• **Aim of the task**
Pick out each line of the records in which the word "document" appears.

— START OF Input records —

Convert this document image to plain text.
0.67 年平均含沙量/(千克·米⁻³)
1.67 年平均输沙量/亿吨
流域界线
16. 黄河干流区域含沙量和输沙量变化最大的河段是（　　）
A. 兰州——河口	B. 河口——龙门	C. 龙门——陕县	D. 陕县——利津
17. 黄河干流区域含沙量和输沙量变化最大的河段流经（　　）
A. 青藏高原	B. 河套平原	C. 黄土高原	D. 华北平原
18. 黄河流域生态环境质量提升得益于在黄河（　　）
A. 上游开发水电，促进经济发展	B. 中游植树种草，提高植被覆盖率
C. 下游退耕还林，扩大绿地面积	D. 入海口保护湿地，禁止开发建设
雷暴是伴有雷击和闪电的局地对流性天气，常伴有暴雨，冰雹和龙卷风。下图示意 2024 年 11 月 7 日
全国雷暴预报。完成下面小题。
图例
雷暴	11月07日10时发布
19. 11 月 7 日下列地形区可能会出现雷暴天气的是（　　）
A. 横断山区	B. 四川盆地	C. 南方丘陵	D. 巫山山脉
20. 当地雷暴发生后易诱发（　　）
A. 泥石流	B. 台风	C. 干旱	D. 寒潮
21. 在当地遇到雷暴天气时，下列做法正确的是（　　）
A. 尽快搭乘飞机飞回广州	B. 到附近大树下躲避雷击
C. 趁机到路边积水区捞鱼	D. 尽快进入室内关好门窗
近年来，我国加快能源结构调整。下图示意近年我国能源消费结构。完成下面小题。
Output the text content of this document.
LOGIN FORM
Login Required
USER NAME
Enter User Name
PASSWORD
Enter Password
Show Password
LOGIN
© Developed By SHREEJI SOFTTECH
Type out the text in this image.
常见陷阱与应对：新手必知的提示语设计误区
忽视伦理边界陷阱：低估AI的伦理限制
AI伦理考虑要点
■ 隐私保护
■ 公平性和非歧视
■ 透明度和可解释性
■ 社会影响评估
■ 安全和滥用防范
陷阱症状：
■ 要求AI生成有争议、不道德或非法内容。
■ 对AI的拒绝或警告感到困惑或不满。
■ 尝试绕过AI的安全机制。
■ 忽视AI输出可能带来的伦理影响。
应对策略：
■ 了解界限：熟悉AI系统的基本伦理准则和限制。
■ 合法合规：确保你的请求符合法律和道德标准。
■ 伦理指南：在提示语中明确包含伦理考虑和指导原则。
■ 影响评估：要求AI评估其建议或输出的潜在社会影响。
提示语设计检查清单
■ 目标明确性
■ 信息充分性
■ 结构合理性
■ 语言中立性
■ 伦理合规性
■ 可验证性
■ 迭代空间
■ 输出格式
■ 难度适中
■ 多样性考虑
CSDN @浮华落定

— END OF Input records —

• **Task answer**
Convert this document image to plain text.
Output the text content of this document.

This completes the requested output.